Your objective: Reproduce every entry that follows word for word, but omit the images.

Collected data entries:
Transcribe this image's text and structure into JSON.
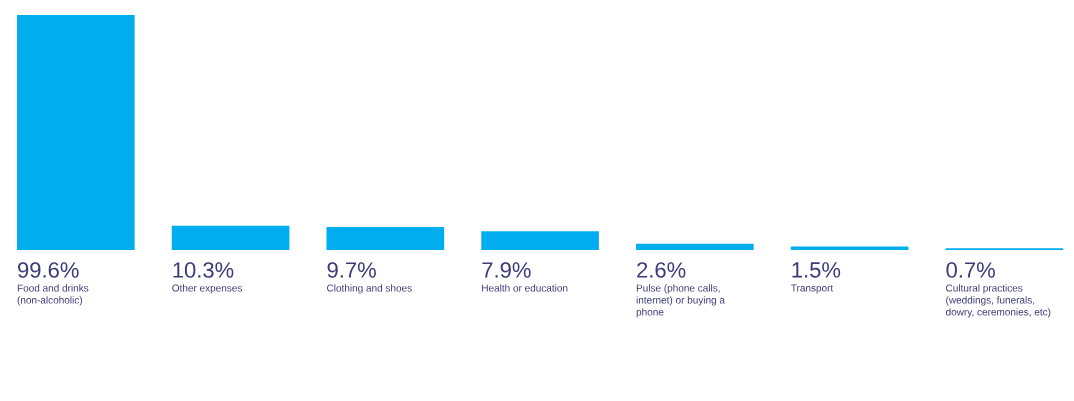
{
  "chart_data": {
    "type": "bar",
    "categories": [
      "Food and drinks (non-alcoholic)",
      "Other expenses",
      "Clothing and shoes",
      "Health or education",
      "Pulse (phone calls, internet) or buying a phone",
      "Transport",
      "Cultural practices (weddings, funerals, dowry, ceremonies, etc)"
    ],
    "values": [
      99.6,
      10.3,
      9.7,
      7.9,
      2.6,
      1.5,
      0.7
    ],
    "value_labels": [
      "99.6%",
      "10.3%",
      "9.7%",
      "7.9%",
      "2.6%",
      "1.5%",
      "0.7%"
    ],
    "color": "#00aeef"
  }
}
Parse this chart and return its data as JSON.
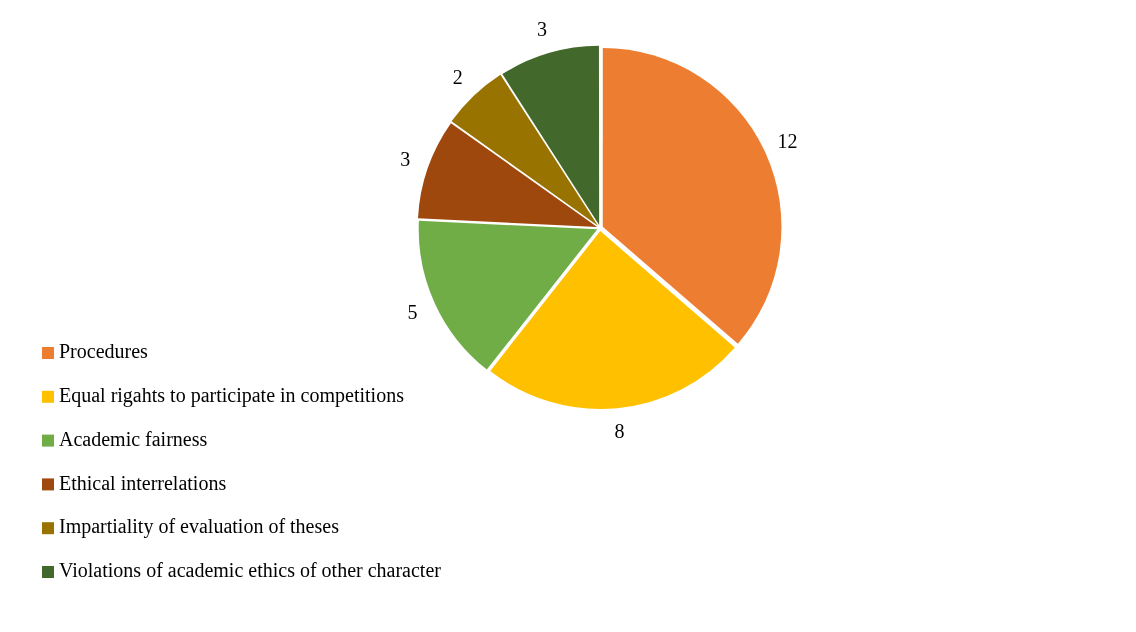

Solution:
Transcribe this image's text and structure into JSON.
{
  "chart_data": {
    "type": "bar",
    "categories": [
      "Food and drinks (non-alcoholic)",
      "Other expenses",
      "Clothing and shoes",
      "Health or education",
      "Pulse (phone calls, internet) or buying a phone",
      "Transport",
      "Cultural practices (weddings, funerals, dowry, ceremonies, etc)"
    ],
    "values": [
      99.6,
      10.3,
      9.7,
      7.9,
      2.6,
      1.5,
      0.7
    ],
    "value_labels": [
      "99.6%",
      "10.3%",
      "9.7%",
      "7.9%",
      "2.6%",
      "1.5%",
      "0.7%"
    ],
    "color": "#00aeef"
  }
}
Parse this chart and return its data as JSON.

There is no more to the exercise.